[Stored data]
----------

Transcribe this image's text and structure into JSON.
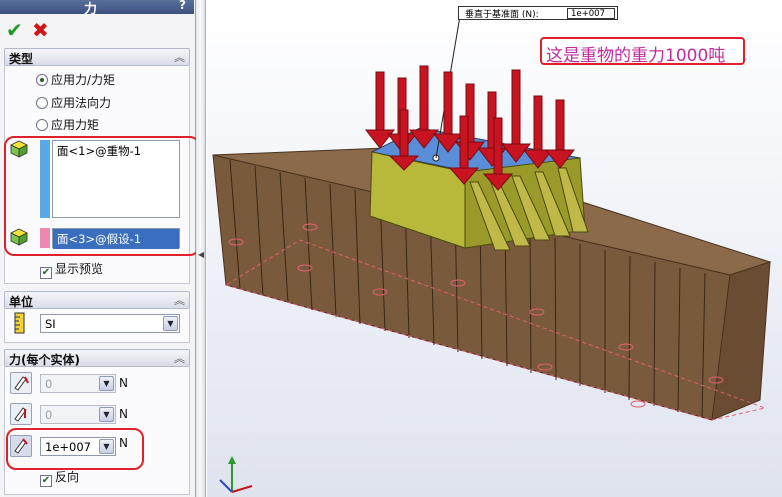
{
  "panel": {
    "title": "力",
    "help": "?",
    "ok_icon": "check-icon",
    "cancel_icon": "x-icon"
  },
  "type_section": {
    "header": "类型",
    "options": [
      "应用力/力矩",
      "应用法向力",
      "应用力矩"
    ],
    "selected_index": 0,
    "faces_list": [
      "面<1>@重物-1"
    ],
    "direction_list": [
      "面<3>@假设-1"
    ],
    "show_preview_label": "显示预览",
    "show_preview_checked": true
  },
  "unit_section": {
    "header": "单位",
    "unit_value": "SI"
  },
  "force_section": {
    "header": "力(每个实体)",
    "field1_value": "0",
    "field2_value": "0",
    "field3_value": "1e+007",
    "unit_label": "N",
    "reverse_label": "反向",
    "reverse_checked": true
  },
  "viewport": {
    "callout_label": "垂直于基准面 (N):",
    "callout_value": "1e+007",
    "annotation_text": "这是重物的重力1000吨"
  },
  "colors": {
    "highlight_frame": "#e0202a",
    "annotation_text": "#c02c9e",
    "force_arrow": "#c81420",
    "platform": "#8a6a4a",
    "load_block": "#b8b83a"
  }
}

----------

Exercise details: Show the lines where the word "icon" appears in the entries.

Output below:
    "ok_icon": "check-icon",
    "cancel_icon": "x-icon"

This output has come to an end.